■ **Goal**
From the entries that follow, extract each line holding the string "swatch".
* START Stored data *
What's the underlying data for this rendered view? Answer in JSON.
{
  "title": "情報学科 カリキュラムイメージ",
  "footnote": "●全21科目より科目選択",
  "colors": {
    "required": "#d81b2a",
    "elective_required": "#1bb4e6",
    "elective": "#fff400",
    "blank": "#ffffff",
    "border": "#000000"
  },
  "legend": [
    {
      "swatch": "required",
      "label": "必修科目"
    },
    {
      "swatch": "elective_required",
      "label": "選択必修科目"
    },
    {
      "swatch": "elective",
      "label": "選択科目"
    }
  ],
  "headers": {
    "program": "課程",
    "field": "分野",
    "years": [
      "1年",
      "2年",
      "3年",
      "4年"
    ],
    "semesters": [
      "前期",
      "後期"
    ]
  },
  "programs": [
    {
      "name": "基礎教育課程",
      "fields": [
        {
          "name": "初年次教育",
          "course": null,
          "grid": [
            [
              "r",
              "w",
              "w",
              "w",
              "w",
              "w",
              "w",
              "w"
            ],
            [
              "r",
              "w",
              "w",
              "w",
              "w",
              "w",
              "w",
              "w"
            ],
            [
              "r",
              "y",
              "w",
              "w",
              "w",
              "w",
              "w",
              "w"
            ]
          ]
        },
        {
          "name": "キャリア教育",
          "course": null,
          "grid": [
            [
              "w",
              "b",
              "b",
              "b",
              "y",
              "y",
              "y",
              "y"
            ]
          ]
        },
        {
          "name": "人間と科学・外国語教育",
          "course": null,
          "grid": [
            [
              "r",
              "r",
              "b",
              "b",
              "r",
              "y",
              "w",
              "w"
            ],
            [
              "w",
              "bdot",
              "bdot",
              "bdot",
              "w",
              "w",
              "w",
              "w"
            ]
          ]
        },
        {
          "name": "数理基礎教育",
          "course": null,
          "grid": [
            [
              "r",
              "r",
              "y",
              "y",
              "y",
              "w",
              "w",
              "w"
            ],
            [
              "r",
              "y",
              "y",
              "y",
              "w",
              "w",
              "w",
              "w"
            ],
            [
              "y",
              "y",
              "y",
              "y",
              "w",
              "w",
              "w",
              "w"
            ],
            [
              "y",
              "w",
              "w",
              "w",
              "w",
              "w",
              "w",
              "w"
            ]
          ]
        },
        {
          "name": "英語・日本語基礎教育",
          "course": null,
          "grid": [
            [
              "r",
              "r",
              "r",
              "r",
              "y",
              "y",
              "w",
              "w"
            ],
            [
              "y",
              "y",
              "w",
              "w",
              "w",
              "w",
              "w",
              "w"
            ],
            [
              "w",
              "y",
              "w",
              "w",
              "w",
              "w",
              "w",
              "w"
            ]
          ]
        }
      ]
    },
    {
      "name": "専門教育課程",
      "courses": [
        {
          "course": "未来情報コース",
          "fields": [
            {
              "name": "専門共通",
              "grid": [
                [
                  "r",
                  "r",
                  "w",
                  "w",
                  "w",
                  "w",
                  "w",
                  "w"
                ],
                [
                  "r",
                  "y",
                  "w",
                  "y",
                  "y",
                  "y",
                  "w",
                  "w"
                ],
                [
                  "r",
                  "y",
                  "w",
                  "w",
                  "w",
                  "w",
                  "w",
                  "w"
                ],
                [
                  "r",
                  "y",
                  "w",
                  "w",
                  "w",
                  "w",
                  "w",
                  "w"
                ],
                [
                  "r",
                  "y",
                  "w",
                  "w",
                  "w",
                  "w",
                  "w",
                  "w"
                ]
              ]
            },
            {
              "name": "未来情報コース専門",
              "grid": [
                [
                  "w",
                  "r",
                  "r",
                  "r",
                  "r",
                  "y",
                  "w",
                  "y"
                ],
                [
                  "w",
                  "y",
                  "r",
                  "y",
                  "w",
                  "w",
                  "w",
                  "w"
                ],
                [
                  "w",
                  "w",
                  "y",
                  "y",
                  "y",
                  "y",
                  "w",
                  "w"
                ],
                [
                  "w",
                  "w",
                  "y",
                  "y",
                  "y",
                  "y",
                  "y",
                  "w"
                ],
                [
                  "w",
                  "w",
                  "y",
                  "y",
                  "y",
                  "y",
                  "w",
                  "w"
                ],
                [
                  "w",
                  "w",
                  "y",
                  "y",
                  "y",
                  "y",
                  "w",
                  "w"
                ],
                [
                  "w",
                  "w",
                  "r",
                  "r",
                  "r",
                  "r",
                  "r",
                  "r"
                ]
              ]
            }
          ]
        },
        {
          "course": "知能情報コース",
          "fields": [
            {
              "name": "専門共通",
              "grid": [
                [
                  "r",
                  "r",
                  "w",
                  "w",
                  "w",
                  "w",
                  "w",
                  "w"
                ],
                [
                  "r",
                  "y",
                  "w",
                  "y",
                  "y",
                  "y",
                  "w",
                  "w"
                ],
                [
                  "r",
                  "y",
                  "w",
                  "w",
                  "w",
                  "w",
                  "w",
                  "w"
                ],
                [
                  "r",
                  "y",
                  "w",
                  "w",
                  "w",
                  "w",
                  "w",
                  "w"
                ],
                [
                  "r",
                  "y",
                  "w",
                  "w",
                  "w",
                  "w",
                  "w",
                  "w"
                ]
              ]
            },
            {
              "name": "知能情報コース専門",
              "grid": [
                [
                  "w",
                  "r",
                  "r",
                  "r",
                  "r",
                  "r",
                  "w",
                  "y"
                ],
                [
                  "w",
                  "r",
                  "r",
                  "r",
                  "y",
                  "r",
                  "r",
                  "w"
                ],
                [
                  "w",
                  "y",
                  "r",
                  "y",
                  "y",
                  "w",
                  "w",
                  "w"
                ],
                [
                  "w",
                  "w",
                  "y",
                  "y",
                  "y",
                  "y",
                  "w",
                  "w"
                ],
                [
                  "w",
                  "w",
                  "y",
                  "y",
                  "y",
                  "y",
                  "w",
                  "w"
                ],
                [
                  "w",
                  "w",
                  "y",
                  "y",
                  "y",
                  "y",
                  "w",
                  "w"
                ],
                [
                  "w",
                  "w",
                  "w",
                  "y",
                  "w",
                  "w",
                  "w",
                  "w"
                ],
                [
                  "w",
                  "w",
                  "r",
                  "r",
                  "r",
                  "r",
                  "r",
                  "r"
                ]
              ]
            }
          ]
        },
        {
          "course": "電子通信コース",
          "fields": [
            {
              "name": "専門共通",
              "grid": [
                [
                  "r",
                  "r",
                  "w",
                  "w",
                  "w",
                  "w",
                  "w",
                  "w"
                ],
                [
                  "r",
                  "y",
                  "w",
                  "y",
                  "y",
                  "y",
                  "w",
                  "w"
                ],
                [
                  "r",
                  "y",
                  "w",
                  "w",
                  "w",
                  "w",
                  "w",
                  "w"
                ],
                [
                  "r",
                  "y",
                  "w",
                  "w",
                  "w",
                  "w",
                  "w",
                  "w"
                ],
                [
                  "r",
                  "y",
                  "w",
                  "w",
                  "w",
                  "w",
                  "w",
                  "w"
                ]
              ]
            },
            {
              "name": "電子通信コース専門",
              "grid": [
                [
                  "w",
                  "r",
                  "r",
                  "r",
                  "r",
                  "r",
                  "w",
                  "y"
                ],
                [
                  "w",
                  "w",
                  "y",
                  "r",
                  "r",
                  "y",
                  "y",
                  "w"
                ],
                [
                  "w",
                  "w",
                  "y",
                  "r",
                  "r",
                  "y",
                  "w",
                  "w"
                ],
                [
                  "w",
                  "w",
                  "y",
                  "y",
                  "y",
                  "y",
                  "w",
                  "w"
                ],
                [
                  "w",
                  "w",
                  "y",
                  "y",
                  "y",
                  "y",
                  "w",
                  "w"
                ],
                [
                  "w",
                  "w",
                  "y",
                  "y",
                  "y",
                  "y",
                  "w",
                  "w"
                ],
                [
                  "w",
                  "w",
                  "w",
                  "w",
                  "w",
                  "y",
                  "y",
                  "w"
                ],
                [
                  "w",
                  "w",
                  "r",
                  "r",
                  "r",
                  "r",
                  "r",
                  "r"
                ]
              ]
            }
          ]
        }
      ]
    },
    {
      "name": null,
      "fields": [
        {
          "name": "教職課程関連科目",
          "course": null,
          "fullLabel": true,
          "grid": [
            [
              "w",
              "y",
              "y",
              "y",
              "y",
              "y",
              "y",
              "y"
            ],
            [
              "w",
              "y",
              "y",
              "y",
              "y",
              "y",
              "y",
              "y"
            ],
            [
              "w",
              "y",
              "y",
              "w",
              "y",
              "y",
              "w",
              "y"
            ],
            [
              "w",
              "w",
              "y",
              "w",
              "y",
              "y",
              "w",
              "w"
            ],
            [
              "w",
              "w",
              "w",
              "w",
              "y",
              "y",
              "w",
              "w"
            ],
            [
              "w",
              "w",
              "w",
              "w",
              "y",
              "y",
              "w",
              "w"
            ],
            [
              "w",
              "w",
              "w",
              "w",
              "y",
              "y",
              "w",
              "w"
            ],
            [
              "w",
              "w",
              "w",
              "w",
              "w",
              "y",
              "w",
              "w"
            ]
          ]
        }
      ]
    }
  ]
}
* END Stored data *
■ **Output**
      "swatch": "required",
      "swatch": "elective_required",
      "swatch": "elective",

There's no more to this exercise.